■ **Listed entries**
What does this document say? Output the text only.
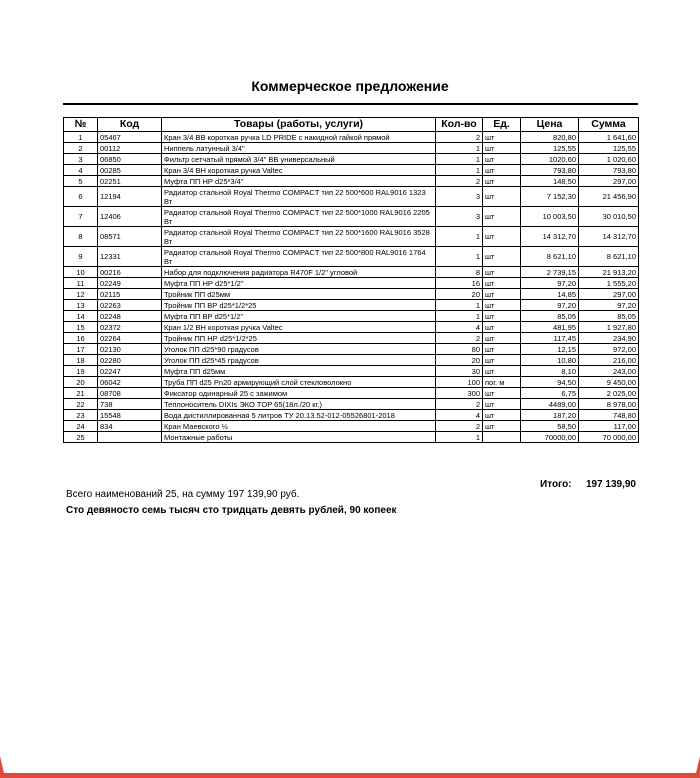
Коммерческое предложение
№	Код	Товары (работы, услуги)	Кол-во	Ед.	Цена	Сумма
1	05467	Кран 3/4 ВВ короткая ручка LD PRIDE с накидной гайкой прямой	2	шт	820,80	1 641,60
2	00112	Ниппель латунный 3/4"	1	шт	125,55	125,55
3	06850	Фильтр сетчатый прямой 3/4" ВВ универсальный	1	шт	1020,60	1 020,60
4	00285	Кран 3/4 ВН короткая ручка Valtec	1	шт	793,80	793,80
5	02251	Муфта ПП НР d25*3/4"	2	шт	148,50	297,00
6	12194	Радиатор стальной Royal Thermo COMPACT тип 22 500*600 RAL9016 1323 Вт	3	шт	7 152,30	21 456,90
7	12406	Радиатор стальной Royal Thermo COMPACT тип 22 500*1000 RAL9016 2205 Вт	3	шт	10 003,50	30 010,50
8	08571	Радиатор стальной Royal Thermo COMPACT тип 22 500*1600 RAL9016 3528 Вт	1	шт	14 312,70	14 312,70
9	12331	Радиатор стальной Royal Thermo COMPACT тип 22 500*800 RAL9016 1764 Вт	1	шт	8 621,10	8 621,10
10	00216	Набор для подключения радиатора R470F 1/2" угловой	8	шт	2 739,15	21 913,20
11	02249	Муфта ПП НР d25*1/2"	16	шт	97,20	1 555,20
12	02115	Тройник ПП d25мм	20	шт	14,85	297,00
13	02263	Тройник ПП ВР d25*1/2*25	1	шт	97,20	97,20
14	02248	Муфта ПП ВР d25*1/2"	1	шт	85,05	85,05
15	02372	Кран 1/2 ВН короткая ручка Valtec	4	шт	481,95	1 927,80
16	02264	Тройник ПП НР d25*1/2*25	2	шт	117,45	234,90
17	02130	Уголок ПП d25*90 градусов	80	шт	12,15	972,00
18	02280	Уголок ПП d25*45 градусов	20	шт	10,80	216,00
19	02247	Муфта ПП d25мм	30	шт	8,10	243,00
20	06042	Труба ПП d25 Pn20 армирующий слой стекловолокно	100	пог. м	94,50	9 450,00
21	08708	Фиксатор одинарный 25 с зажимом	300	шт	6,75	2 025,00
22	738	Теплоноситель DIXIs ЭКО TOP 65(18л./20 кг.)	2	шт	4489,00	8 978,00
23	15548	Вода дистиллированная 5 литров ТУ 20.13.52-012-05526801-2018	4	шт	187,20	748,80
24	834	Кран Маевского ½	2	шт	58,50	117,00
25		Монтажные работы	1		70000,00	70 000,00
Итого: 197 139,90
Всего наименований 25, на сумму 197 139,90 руб.
Сто девяносто семь тысяч сто тридцать девять рублей, 90 копеек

■ **Instruction**
Go through the records and copy each line with "ручка" in it.

■ **Solution to the problem**
1	05467	Кран 3/4 ВВ короткая ручка LD PRIDE с накидной гайкой прямой	2	шт	820,80	1 641,60
4	00285	Кран 3/4 ВН короткая ручка Valtec	1	шт	793,80	793,80
15	02372	Кран 1/2 ВН короткая ручка Valtec	4	шт	481,95	1 927,80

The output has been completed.